• Aim: Every line must be returned precisely as it is written.

Excerpt from a dataset
<<<<

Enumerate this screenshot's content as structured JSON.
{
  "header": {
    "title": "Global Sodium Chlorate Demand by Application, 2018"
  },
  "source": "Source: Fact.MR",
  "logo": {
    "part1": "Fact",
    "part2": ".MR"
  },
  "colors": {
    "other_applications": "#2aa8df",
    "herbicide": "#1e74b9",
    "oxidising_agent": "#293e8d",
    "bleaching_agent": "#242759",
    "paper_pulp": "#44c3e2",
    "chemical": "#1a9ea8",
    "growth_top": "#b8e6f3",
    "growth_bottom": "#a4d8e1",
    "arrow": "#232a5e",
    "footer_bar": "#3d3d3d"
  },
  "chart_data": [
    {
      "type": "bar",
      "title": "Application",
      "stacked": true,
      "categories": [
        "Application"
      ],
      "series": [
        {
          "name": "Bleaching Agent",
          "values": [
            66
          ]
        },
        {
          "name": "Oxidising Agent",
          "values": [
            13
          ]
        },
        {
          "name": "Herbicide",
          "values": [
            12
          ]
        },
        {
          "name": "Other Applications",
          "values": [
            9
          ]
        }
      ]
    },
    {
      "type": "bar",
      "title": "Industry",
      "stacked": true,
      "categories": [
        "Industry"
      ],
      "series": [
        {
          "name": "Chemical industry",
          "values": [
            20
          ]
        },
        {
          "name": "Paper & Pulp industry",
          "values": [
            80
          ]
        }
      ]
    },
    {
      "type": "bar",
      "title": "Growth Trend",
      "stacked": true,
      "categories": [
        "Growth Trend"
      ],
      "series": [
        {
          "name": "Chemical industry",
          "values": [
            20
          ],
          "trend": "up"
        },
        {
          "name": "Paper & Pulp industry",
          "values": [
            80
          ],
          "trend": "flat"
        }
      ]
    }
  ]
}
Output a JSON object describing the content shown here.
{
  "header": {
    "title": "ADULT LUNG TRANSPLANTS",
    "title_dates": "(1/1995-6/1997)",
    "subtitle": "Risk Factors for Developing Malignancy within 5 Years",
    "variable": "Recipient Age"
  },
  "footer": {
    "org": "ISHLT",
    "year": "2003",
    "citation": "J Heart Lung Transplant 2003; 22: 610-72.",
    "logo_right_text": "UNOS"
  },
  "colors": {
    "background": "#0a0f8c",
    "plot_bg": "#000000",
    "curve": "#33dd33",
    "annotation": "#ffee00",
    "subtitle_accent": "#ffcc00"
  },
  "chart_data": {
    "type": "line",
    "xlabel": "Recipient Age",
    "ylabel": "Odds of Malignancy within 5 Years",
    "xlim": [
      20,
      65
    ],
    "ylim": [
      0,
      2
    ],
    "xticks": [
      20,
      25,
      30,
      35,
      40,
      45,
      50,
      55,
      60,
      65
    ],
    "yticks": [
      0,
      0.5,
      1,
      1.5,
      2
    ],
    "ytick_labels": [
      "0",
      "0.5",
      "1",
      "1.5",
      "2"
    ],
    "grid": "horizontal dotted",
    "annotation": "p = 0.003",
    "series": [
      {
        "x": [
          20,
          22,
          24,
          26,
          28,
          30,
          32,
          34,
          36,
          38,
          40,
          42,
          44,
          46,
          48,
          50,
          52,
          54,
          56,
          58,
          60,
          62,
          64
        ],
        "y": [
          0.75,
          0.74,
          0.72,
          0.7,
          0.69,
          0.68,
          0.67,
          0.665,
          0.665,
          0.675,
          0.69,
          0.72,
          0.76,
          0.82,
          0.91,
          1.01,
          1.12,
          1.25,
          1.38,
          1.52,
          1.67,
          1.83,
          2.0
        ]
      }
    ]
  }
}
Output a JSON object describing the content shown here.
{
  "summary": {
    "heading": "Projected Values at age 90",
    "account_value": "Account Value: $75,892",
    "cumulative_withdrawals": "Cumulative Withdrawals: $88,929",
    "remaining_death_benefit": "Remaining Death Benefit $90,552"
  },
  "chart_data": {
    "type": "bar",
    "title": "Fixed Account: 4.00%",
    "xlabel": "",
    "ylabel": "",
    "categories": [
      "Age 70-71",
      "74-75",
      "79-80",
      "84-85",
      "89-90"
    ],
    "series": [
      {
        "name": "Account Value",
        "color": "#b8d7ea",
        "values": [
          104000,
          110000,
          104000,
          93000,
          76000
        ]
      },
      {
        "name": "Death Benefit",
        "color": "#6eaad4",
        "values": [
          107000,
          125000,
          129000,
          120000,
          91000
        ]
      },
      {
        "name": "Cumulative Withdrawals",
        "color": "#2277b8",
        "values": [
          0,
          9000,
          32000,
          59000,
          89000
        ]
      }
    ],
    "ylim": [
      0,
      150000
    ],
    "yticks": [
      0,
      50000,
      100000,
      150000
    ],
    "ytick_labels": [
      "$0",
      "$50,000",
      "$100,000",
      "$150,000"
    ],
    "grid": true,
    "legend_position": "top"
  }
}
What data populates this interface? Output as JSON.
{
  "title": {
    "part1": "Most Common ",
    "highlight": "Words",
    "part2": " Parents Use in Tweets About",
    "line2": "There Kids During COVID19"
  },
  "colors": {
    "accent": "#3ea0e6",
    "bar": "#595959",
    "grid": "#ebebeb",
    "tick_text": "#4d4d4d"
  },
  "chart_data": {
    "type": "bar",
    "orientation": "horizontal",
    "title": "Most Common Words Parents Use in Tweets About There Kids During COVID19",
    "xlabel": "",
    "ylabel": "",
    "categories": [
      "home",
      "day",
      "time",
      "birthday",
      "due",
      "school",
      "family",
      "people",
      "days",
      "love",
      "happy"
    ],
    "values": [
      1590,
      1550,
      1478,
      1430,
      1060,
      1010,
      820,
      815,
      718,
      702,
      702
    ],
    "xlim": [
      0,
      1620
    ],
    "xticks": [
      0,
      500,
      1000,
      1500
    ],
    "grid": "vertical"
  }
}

>>>>

• Answer below:
Enumerate this screenshot's content as structured JSON.
{
  "header": {
    "title": "Global Sodium Chlorate Demand by Application, 2018"
  },
  "source": "Source: Fact.MR",
  "logo": {
    "part1": "Fact",
    "part2": ".MR"
  },
  "colors": {
    "other_applications": "#2aa8df",
    "herbicide": "#1e74b9",
    "oxidising_agent": "#293e8d",
    "bleaching_agent": "#242759",
    "paper_pulp": "#44c3e2",
    "chemical": "#1a9ea8",
    "growth_top": "#b8e6f3",
    "growth_bottom": "#a4d8e1",
    "arrow": "#232a5e",
    "footer_bar": "#3d3d3d"
  },
  "chart_data": [
    {
      "type": "bar",
      "title": "Application",
      "stacked": true,
      "categories": [
        "Application"
      ],
      "series": [
        {
          "name": "Bleaching Agent",
          "values": [
            66
          ]
        },
        {
          "name": "Oxidising Agent",
          "values": [
            13
          ]
        },
        {
          "name": "Herbicide",
          "values": [
            12
          ]
        },
        {
          "name": "Other Applications",
          "values": [
            9
          ]
        }
      ]
    },
    {
      "type": "bar",
      "title": "Industry",
      "stacked": true,
      "categories": [
        "Industry"
      ],
      "series": [
        {
          "name": "Chemical industry",
          "values": [
            20
          ]
        },
        {
          "name": "Paper & Pulp industry",
          "values": [
            80
          ]
        }
      ]
    },
    {
      "type": "bar",
      "title": "Growth Trend",
      "stacked": true,
      "categories": [
        "Growth Trend"
      ],
      "series": [
        {
          "name": "Chemical industry",
          "values": [
            20
          ],
          "trend": "up"
        },
        {
          "name": "Paper & Pulp industry",
          "values": [
            80
          ],
          "trend": "flat"
        }
      ]
    }
  ]
}
Output a JSON object describing the content shown here.
{
  "header": {
    "title": "ADULT LUNG TRANSPLANTS",
    "title_dates": "(1/1995-6/1997)",
    "subtitle": "Risk Factors for Developing Malignancy within 5 Years",
    "variable": "Recipient Age"
  },
  "footer": {
    "org": "ISHLT",
    "year": "2003",
    "citation": "J Heart Lung Transplant 2003; 22: 610-72.",
    "logo_right_text": "UNOS"
  },
  "colors": {
    "background": "#0a0f8c",
    "plot_bg": "#000000",
    "curve": "#33dd33",
    "annotation": "#ffee00",
    "subtitle_accent": "#ffcc00"
  },
  "chart_data": {
    "type": "line",
    "xlabel": "Recipient Age",
    "ylabel": "Odds of Malignancy within 5 Years",
    "xlim": [
      20,
      65
    ],
    "ylim": [
      0,
      2
    ],
    "xticks": [
      20,
      25,
      30,
      35,
      40,
      45,
      50,
      55,
      60,
      65
    ],
    "yticks": [
      0,
      0.5,
      1,
      1.5,
      2
    ],
    "ytick_labels": [
      "0",
      "0.5",
      "1",
      "1.5",
      "2"
    ],
    "grid": "horizontal dotted",
    "annotation": "p = 0.003",
    "series": [
      {
        "x": [
          20,
          22,
          24,
          26,
          28,
          30,
          32,
          34,
          36,
          38,
          40,
          42,
          44,
          46,
          48,
          50,
          52,
          54,
          56,
          58,
          60,
          62,
          64
        ],
        "y": [
          0.75,
          0.74,
          0.72,
          0.7,
          0.69,
          0.68,
          0.67,
          0.665,
          0.665,
          0.675,
          0.69,
          0.72,
          0.76,
          0.82,
          0.91,
          1.01,
          1.12,
          1.25,
          1.38,
          1.52,
          1.67,
          1.83,
          2.0
        ]
      }
    ]
  }
}
Output a JSON object describing the content shown here.
{
  "summary": {
    "heading": "Projected Values at age 90",
    "account_value": "Account Value: $75,892",
    "cumulative_withdrawals": "Cumulative Withdrawals: $88,929",
    "remaining_death_benefit": "Remaining Death Benefit $90,552"
  },
  "chart_data": {
    "type": "bar",
    "title": "Fixed Account: 4.00%",
    "xlabel": "",
    "ylabel": "",
    "categories": [
      "Age 70-71",
      "74-75",
      "79-80",
      "84-85",
      "89-90"
    ],
    "series": [
      {
        "name": "Account Value",
        "color": "#b8d7ea",
        "values": [
          104000,
          110000,
          104000,
          93000,
          76000
        ]
      },
      {
        "name": "Death Benefit",
        "color": "#6eaad4",
        "values": [
          107000,
          125000,
          129000,
          120000,
          91000
        ]
      },
      {
        "name": "Cumulative Withdrawals",
        "color": "#2277b8",
        "values": [
          0,
          9000,
          32000,
          59000,
          89000
        ]
      }
    ],
    "ylim": [
      0,
      150000
    ],
    "yticks": [
      0,
      50000,
      100000,
      150000
    ],
    "ytick_labels": [
      "$0",
      "$50,000",
      "$100,000",
      "$150,000"
    ],
    "grid": true,
    "legend_position": "top"
  }
}
What data populates this interface? Output as JSON.
{
  "title": {
    "part1": "Most Common ",
    "highlight": "Words",
    "part2": " Parents Use in Tweets About",
    "line2": "There Kids During COVID19"
  },
  "colors": {
    "accent": "#3ea0e6",
    "bar": "#595959",
    "grid": "#ebebeb",
    "tick_text": "#4d4d4d"
  },
  "chart_data": {
    "type": "bar",
    "orientation": "horizontal",
    "title": "Most Common Words Parents Use in Tweets About There Kids During COVID19",
    "xlabel": "",
    "ylabel": "",
    "categories": [
      "home",
      "day",
      "time",
      "birthday",
      "due",
      "school",
      "family",
      "people",
      "days",
      "love",
      "happy"
    ],
    "values": [
      1590,
      1550,
      1478,
      1430,
      1060,
      1010,
      820,
      815,
      718,
      702,
      702
    ],
    "xlim": [
      0,
      1620
    ],
    "xticks": [
      0,
      500,
      1000,
      1500
    ],
    "grid": "vertical"
  }
}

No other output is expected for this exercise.